══ DATA FOR PROCESSING

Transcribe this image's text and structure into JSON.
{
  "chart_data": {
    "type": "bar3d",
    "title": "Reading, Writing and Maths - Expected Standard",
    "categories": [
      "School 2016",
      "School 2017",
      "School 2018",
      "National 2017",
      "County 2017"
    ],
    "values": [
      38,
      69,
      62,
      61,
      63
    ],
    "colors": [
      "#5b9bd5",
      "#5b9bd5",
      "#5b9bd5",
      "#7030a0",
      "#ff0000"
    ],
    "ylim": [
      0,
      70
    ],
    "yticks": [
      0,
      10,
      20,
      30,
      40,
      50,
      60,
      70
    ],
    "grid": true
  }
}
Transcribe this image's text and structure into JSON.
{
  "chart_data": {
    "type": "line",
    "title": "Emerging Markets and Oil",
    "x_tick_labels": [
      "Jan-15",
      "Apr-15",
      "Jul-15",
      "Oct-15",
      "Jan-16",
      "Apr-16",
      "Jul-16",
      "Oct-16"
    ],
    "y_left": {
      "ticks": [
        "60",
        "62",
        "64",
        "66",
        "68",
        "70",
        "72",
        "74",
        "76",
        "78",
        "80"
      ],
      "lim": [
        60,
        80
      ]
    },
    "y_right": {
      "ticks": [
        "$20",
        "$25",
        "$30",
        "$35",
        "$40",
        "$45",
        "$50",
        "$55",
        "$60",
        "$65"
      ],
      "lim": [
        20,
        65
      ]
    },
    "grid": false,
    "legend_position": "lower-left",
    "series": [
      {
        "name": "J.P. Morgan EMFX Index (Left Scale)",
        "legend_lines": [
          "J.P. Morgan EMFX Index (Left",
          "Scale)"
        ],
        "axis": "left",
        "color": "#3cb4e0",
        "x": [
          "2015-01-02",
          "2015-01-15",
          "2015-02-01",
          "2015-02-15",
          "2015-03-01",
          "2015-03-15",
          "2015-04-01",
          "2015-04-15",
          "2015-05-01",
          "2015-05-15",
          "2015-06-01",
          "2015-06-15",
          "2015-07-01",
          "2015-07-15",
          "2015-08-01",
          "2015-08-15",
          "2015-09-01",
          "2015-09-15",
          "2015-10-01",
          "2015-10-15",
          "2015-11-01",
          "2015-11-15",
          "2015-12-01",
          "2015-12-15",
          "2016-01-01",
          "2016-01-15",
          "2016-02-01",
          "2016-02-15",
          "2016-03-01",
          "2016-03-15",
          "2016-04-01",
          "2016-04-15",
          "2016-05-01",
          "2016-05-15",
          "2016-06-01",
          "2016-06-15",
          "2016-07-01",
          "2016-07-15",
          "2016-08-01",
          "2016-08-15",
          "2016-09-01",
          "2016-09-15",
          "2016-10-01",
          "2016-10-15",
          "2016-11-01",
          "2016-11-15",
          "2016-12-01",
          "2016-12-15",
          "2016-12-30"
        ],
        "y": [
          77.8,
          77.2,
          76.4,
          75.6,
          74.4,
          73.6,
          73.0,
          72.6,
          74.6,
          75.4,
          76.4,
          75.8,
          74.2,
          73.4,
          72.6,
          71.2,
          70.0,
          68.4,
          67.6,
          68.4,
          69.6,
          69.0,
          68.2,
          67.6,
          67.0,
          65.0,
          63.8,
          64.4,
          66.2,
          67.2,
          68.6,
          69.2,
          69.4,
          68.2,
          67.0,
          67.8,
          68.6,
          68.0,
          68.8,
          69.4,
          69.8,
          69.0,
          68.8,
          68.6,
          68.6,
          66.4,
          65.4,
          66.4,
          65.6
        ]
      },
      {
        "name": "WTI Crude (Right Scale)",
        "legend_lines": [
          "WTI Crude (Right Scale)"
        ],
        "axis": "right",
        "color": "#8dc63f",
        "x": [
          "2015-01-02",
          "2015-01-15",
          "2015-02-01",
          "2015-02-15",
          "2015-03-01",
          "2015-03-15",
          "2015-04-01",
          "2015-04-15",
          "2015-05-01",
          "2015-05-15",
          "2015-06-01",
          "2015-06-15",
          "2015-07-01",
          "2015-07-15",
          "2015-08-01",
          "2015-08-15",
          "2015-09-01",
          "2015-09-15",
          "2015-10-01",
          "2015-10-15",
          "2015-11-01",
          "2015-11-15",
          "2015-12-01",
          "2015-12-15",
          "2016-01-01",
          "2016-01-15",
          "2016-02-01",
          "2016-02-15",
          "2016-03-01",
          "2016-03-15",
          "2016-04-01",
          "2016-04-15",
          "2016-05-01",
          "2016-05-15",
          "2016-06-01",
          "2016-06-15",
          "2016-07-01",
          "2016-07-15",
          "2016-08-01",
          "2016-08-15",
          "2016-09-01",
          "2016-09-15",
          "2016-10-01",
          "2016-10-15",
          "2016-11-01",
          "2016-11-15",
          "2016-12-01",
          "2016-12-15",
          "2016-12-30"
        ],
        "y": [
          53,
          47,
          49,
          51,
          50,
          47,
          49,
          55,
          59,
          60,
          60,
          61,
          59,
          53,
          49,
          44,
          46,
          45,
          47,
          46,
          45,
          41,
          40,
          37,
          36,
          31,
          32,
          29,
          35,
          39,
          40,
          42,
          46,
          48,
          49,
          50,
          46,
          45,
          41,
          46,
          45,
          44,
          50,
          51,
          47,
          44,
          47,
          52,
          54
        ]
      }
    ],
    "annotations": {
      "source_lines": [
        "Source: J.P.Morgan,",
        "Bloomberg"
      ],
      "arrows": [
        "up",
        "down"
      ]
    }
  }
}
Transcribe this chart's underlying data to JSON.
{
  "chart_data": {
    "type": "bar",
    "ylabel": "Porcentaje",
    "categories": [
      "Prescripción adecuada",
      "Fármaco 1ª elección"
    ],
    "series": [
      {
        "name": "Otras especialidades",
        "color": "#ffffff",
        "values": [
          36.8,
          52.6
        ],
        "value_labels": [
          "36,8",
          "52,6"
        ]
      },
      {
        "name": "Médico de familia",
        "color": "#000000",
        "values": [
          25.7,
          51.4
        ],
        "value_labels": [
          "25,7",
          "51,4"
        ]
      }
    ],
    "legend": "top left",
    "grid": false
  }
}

════

▸ **YOUR TASK**
All of the material must be reproduced exactly.

▸ **REPLY**
Transcribe this image's text and structure into JSON.
{
  "chart_data": {
    "type": "bar3d",
    "title": "Reading, Writing and Maths - Expected Standard",
    "categories": [
      "School 2016",
      "School 2017",
      "School 2018",
      "National 2017",
      "County 2017"
    ],
    "values": [
      38,
      69,
      62,
      61,
      63
    ],
    "colors": [
      "#5b9bd5",
      "#5b9bd5",
      "#5b9bd5",
      "#7030a0",
      "#ff0000"
    ],
    "ylim": [
      0,
      70
    ],
    "yticks": [
      0,
      10,
      20,
      30,
      40,
      50,
      60,
      70
    ],
    "grid": true
  }
}
Transcribe this image's text and structure into JSON.
{
  "chart_data": {
    "type": "line",
    "title": "Emerging Markets and Oil",
    "x_tick_labels": [
      "Jan-15",
      "Apr-15",
      "Jul-15",
      "Oct-15",
      "Jan-16",
      "Apr-16",
      "Jul-16",
      "Oct-16"
    ],
    "y_left": {
      "ticks": [
        "60",
        "62",
        "64",
        "66",
        "68",
        "70",
        "72",
        "74",
        "76",
        "78",
        "80"
      ],
      "lim": [
        60,
        80
      ]
    },
    "y_right": {
      "ticks": [
        "$20",
        "$25",
        "$30",
        "$35",
        "$40",
        "$45",
        "$50",
        "$55",
        "$60",
        "$65"
      ],
      "lim": [
        20,
        65
      ]
    },
    "grid": false,
    "legend_position": "lower-left",
    "series": [
      {
        "name": "J.P. Morgan EMFX Index (Left Scale)",
        "legend_lines": [
          "J.P. Morgan EMFX Index (Left",
          "Scale)"
        ],
        "axis": "left",
        "color": "#3cb4e0",
        "x": [
          "2015-01-02",
          "2015-01-15",
          "2015-02-01",
          "2015-02-15",
          "2015-03-01",
          "2015-03-15",
          "2015-04-01",
          "2015-04-15",
          "2015-05-01",
          "2015-05-15",
          "2015-06-01",
          "2015-06-15",
          "2015-07-01",
          "2015-07-15",
          "2015-08-01",
          "2015-08-15",
          "2015-09-01",
          "2015-09-15",
          "2015-10-01",
          "2015-10-15",
          "2015-11-01",
          "2015-11-15",
          "2015-12-01",
          "2015-12-15",
          "2016-01-01",
          "2016-01-15",
          "2016-02-01",
          "2016-02-15",
          "2016-03-01",
          "2016-03-15",
          "2016-04-01",
          "2016-04-15",
          "2016-05-01",
          "2016-05-15",
          "2016-06-01",
          "2016-06-15",
          "2016-07-01",
          "2016-07-15",
          "2016-08-01",
          "2016-08-15",
          "2016-09-01",
          "2016-09-15",
          "2016-10-01",
          "2016-10-15",
          "2016-11-01",
          "2016-11-15",
          "2016-12-01",
          "2016-12-15",
          "2016-12-30"
        ],
        "y": [
          77.8,
          77.2,
          76.4,
          75.6,
          74.4,
          73.6,
          73.0,
          72.6,
          74.6,
          75.4,
          76.4,
          75.8,
          74.2,
          73.4,
          72.6,
          71.2,
          70.0,
          68.4,
          67.6,
          68.4,
          69.6,
          69.0,
          68.2,
          67.6,
          67.0,
          65.0,
          63.8,
          64.4,
          66.2,
          67.2,
          68.6,
          69.2,
          69.4,
          68.2,
          67.0,
          67.8,
          68.6,
          68.0,
          68.8,
          69.4,
          69.8,
          69.0,
          68.8,
          68.6,
          68.6,
          66.4,
          65.4,
          66.4,
          65.6
        ]
      },
      {
        "name": "WTI Crude (Right Scale)",
        "legend_lines": [
          "WTI Crude (Right Scale)"
        ],
        "axis": "right",
        "color": "#8dc63f",
        "x": [
          "2015-01-02",
          "2015-01-15",
          "2015-02-01",
          "2015-02-15",
          "2015-03-01",
          "2015-03-15",
          "2015-04-01",
          "2015-04-15",
          "2015-05-01",
          "2015-05-15",
          "2015-06-01",
          "2015-06-15",
          "2015-07-01",
          "2015-07-15",
          "2015-08-01",
          "2015-08-15",
          "2015-09-01",
          "2015-09-15",
          "2015-10-01",
          "2015-10-15",
          "2015-11-01",
          "2015-11-15",
          "2015-12-01",
          "2015-12-15",
          "2016-01-01",
          "2016-01-15",
          "2016-02-01",
          "2016-02-15",
          "2016-03-01",
          "2016-03-15",
          "2016-04-01",
          "2016-04-15",
          "2016-05-01",
          "2016-05-15",
          "2016-06-01",
          "2016-06-15",
          "2016-07-01",
          "2016-07-15",
          "2016-08-01",
          "2016-08-15",
          "2016-09-01",
          "2016-09-15",
          "2016-10-01",
          "2016-10-15",
          "2016-11-01",
          "2016-11-15",
          "2016-12-01",
          "2016-12-15",
          "2016-12-30"
        ],
        "y": [
          53,
          47,
          49,
          51,
          50,
          47,
          49,
          55,
          59,
          60,
          60,
          61,
          59,
          53,
          49,
          44,
          46,
          45,
          47,
          46,
          45,
          41,
          40,
          37,
          36,
          31,
          32,
          29,
          35,
          39,
          40,
          42,
          46,
          48,
          49,
          50,
          46,
          45,
          41,
          46,
          45,
          44,
          50,
          51,
          47,
          44,
          47,
          52,
          54
        ]
      }
    ],
    "annotations": {
      "source_lines": [
        "Source: J.P.Morgan,",
        "Bloomberg"
      ],
      "arrows": [
        "up",
        "down"
      ]
    }
  }
}
Transcribe this chart's underlying data to JSON.
{
  "chart_data": {
    "type": "bar",
    "ylabel": "Porcentaje",
    "categories": [
      "Prescripción adecuada",
      "Fármaco 1ª elección"
    ],
    "series": [
      {
        "name": "Otras especialidades",
        "color": "#ffffff",
        "values": [
          36.8,
          52.6
        ],
        "value_labels": [
          "36,8",
          "52,6"
        ]
      },
      {
        "name": "Médico de familia",
        "color": "#000000",
        "values": [
          25.7,
          51.4
        ],
        "value_labels": [
          "25,7",
          "51,4"
        ]
      }
    ],
    "legend": "top left",
    "grid": false
  }
}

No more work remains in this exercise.